▸ WRITTEN TASK:
Extract each line holding the word "CAPITALCOM" from the entries.
Begin LISTED ENTRIES
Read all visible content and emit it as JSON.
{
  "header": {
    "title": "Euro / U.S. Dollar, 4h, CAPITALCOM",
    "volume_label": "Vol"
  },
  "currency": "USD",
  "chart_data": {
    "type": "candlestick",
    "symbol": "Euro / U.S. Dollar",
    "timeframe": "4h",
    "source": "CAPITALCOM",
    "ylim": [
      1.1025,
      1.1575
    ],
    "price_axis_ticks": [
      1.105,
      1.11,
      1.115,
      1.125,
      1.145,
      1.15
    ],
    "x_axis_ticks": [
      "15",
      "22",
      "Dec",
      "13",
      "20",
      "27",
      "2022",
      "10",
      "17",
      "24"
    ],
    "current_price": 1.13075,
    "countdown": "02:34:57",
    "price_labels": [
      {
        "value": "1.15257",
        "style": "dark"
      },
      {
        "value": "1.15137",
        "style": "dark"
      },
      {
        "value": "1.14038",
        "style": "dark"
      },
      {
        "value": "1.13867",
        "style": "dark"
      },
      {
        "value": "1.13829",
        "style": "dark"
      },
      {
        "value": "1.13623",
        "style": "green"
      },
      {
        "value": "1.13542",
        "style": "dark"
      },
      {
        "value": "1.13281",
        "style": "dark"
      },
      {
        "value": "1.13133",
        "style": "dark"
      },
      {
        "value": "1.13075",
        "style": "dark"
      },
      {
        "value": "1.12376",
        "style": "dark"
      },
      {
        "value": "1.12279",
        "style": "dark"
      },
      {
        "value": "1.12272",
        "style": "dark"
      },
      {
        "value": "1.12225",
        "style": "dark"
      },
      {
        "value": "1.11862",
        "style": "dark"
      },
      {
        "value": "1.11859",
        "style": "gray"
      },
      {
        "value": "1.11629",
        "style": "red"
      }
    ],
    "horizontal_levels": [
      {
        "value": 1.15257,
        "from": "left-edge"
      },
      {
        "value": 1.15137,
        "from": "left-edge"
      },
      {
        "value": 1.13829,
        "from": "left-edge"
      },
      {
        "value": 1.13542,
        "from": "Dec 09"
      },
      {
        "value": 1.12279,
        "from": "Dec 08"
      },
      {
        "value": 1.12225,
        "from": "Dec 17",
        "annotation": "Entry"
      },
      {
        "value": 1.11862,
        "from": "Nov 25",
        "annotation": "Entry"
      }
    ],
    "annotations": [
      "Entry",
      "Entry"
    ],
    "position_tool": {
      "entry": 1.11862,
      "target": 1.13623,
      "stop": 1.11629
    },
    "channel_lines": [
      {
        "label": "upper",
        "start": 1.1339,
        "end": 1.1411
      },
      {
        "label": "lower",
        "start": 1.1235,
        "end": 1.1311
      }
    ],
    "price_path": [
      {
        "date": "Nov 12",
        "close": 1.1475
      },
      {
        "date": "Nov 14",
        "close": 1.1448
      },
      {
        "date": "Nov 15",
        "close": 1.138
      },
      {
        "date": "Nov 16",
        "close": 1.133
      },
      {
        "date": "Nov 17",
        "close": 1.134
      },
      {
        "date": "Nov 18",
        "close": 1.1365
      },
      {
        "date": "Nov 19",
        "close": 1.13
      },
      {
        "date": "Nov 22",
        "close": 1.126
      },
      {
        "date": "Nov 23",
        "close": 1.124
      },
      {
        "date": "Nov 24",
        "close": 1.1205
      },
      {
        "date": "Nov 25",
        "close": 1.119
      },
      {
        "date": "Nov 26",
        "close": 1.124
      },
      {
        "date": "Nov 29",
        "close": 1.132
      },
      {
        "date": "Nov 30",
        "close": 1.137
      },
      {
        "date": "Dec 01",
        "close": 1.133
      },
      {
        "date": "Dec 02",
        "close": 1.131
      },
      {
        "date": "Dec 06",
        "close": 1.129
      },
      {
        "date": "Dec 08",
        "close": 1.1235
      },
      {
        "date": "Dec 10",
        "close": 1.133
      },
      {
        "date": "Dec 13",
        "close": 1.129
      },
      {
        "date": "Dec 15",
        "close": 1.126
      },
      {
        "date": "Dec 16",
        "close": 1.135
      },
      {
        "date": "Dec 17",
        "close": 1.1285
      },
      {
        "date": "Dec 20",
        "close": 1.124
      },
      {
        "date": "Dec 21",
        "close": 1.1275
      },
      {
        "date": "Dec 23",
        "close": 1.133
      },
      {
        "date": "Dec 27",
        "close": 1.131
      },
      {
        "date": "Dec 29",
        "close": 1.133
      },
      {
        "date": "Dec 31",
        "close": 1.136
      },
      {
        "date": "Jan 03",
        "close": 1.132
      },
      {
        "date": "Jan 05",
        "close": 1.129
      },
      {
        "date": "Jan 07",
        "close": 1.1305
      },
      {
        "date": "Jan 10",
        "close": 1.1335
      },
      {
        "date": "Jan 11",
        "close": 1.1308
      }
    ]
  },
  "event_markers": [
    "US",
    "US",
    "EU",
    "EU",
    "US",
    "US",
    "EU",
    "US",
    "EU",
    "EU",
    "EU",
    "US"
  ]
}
End LISTED ENTRIES
▸ WORKED SOLUTION:
    "title": "Euro / U.S. Dollar, 4h, CAPITALCOM",
    "source": "CAPITALCOM",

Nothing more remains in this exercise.